Saved entries
(begin)
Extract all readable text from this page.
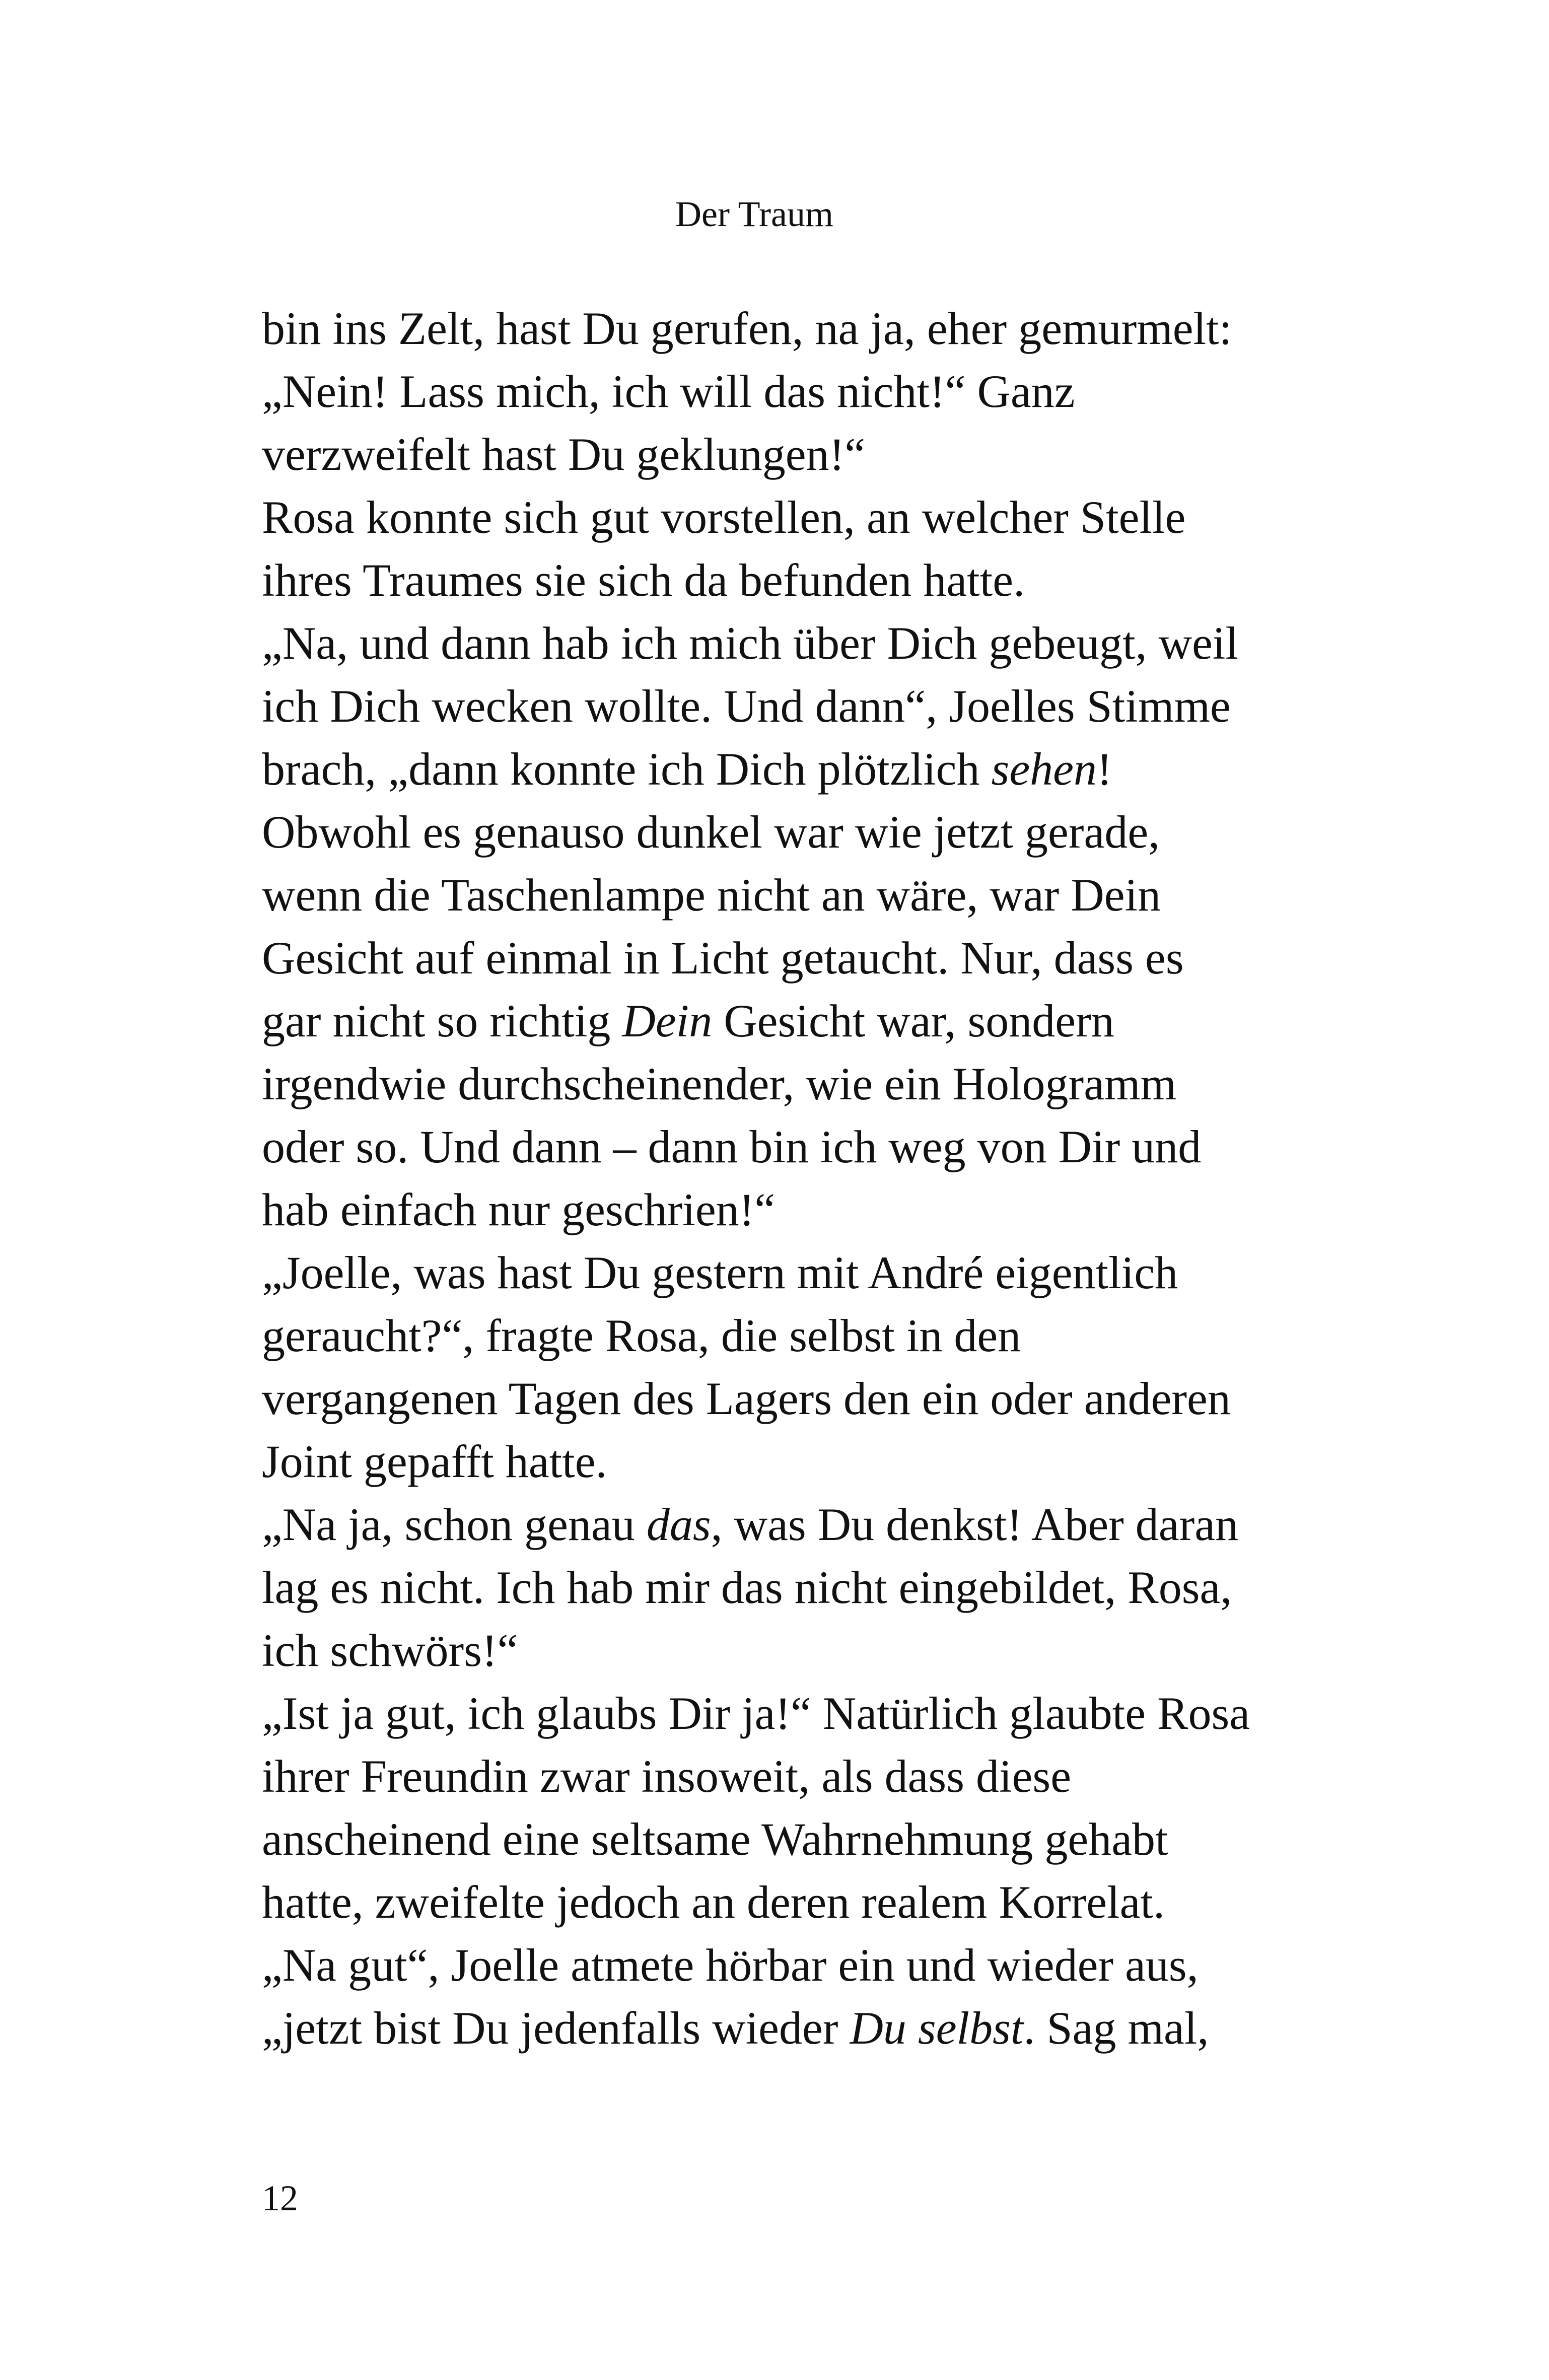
Der Traum
bin ins Zelt, hast Du gerufen, na ja, eher gemurmelt:
„Nein! Lass mich, ich will das nicht!“ Ganz
verzweifelt hast Du geklungen!“
Rosa konnte sich gut vorstellen, an welcher Stelle
ihres Traumes sie sich da befunden hatte.
„Na, und dann hab ich mich über Dich gebeugt, weil
ich Dich wecken wollte. Und dann“, Joelles Stimme
brach, „dann konnte ich Dich plötzlich sehen!
Obwohl es genauso dunkel war wie jetzt gerade,
wenn die Taschenlampe nicht an wäre, war Dein
Gesicht auf einmal in Licht getaucht. Nur, dass es
gar nicht so richtig Dein Gesicht war, sondern
irgendwie durchscheinender, wie ein Hologramm
oder so. Und dann – dann bin ich weg von Dir und
hab einfach nur geschrien!“
„Joelle, was hast Du gestern mit André eigentlich
geraucht?“, fragte Rosa, die selbst in den
vergangenen Tagen des Lagers den ein oder anderen
Joint gepafft hatte.
„Na ja, schon genau das, was Du denkst! Aber daran
lag es nicht. Ich hab mir das nicht eingebildet, Rosa,
ich schwörs!“
„Ist ja gut, ich glaubs Dir ja!“ Natürlich glaubte Rosa
ihrer Freundin zwar insoweit, als dass diese
anscheinend eine seltsame Wahrnehmung gehabt
hatte, zweifelte jedoch an deren realem Korrelat.
„Na gut“, Joelle atmete hörbar ein und wieder aus,
„jetzt bist Du jedenfalls wieder Du selbst. Sag mal,
12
(end)
TASK OBJECTIVE: For the string "nicht", count the lines of the entries above that include it; answer with the number only.

COMPLETE OUTPUT: 4